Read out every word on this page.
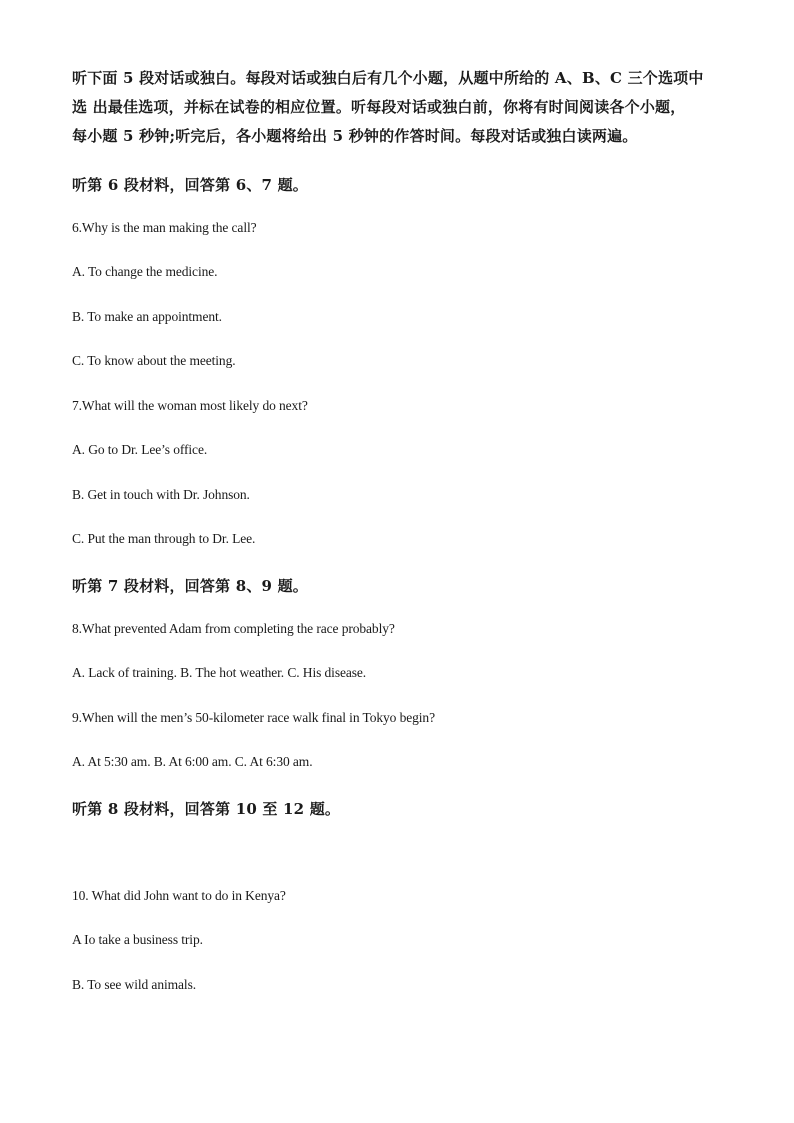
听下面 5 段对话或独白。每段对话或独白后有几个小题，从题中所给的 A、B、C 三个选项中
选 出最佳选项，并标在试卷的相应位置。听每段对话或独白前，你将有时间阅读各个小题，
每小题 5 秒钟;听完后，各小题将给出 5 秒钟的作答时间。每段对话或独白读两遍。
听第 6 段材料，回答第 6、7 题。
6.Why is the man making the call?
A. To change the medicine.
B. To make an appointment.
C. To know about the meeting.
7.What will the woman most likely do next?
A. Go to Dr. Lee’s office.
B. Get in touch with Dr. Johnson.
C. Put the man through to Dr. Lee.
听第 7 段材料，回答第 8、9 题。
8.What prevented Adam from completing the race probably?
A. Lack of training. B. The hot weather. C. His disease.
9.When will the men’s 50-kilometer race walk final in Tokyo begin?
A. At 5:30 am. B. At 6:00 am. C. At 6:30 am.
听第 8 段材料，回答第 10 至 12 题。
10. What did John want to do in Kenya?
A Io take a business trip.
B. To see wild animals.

> Direction
How many lines in these records hold the string "will"? Reply with the number alone.

> Written response
2